## Record excerpts
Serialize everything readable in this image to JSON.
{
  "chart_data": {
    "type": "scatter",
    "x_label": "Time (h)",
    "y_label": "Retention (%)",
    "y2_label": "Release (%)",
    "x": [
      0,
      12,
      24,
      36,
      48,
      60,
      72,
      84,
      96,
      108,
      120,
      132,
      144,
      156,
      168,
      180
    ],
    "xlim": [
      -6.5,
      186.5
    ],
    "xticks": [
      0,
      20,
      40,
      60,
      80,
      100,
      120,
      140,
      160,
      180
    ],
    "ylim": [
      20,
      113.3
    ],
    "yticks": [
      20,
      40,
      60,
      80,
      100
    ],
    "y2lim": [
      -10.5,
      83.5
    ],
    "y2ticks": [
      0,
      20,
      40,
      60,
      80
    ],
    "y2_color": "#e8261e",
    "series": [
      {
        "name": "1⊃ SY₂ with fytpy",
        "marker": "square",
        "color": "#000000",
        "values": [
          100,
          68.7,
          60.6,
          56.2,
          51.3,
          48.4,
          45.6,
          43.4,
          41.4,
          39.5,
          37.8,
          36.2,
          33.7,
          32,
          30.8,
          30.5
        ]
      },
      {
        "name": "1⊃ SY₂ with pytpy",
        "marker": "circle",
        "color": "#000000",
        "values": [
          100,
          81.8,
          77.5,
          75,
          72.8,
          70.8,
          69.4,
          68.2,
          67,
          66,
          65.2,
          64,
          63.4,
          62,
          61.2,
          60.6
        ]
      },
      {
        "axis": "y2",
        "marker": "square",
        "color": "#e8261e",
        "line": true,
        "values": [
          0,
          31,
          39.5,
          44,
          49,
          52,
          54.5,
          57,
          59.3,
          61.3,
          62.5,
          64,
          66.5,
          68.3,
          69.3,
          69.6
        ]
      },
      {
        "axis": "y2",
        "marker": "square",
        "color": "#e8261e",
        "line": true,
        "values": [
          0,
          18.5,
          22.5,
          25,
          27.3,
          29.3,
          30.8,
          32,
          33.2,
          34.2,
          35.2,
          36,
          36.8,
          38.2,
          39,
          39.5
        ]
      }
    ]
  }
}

## Required task
Using the data above, reproduce every line exactly.

## Response to this task
Serialize everything readable in this image to JSON.
{
  "chart_data": {
    "type": "scatter",
    "x_label": "Time (h)",
    "y_label": "Retention (%)",
    "y2_label": "Release (%)",
    "x": [
      0,
      12,
      24,
      36,
      48,
      60,
      72,
      84,
      96,
      108,
      120,
      132,
      144,
      156,
      168,
      180
    ],
    "xlim": [
      -6.5,
      186.5
    ],
    "xticks": [
      0,
      20,
      40,
      60,
      80,
      100,
      120,
      140,
      160,
      180
    ],
    "ylim": [
      20,
      113.3
    ],
    "yticks": [
      20,
      40,
      60,
      80,
      100
    ],
    "y2lim": [
      -10.5,
      83.5
    ],
    "y2ticks": [
      0,
      20,
      40,
      60,
      80
    ],
    "y2_color": "#e8261e",
    "series": [
      {
        "name": "1⊃ SY₂ with fytpy",
        "marker": "square",
        "color": "#000000",
        "values": [
          100,
          68.7,
          60.6,
          56.2,
          51.3,
          48.4,
          45.6,
          43.4,
          41.4,
          39.5,
          37.8,
          36.2,
          33.7,
          32,
          30.8,
          30.5
        ]
      },
      {
        "name": "1⊃ SY₂ with pytpy",
        "marker": "circle",
        "color": "#000000",
        "values": [
          100,
          81.8,
          77.5,
          75,
          72.8,
          70.8,
          69.4,
          68.2,
          67,
          66,
          65.2,
          64,
          63.4,
          62,
          61.2,
          60.6
        ]
      },
      {
        "axis": "y2",
        "marker": "square",
        "color": "#e8261e",
        "line": true,
        "values": [
          0,
          31,
          39.5,
          44,
          49,
          52,
          54.5,
          57,
          59.3,
          61.3,
          62.5,
          64,
          66.5,
          68.3,
          69.3,
          69.6
        ]
      },
      {
        "axis": "y2",
        "marker": "square",
        "color": "#e8261e",
        "line": true,
        "values": [
          0,
          18.5,
          22.5,
          25,
          27.3,
          29.3,
          30.8,
          32,
          33.2,
          34.2,
          35.2,
          36,
          36.8,
          38.2,
          39,
          39.5
        ]
      }
    ]
  }
}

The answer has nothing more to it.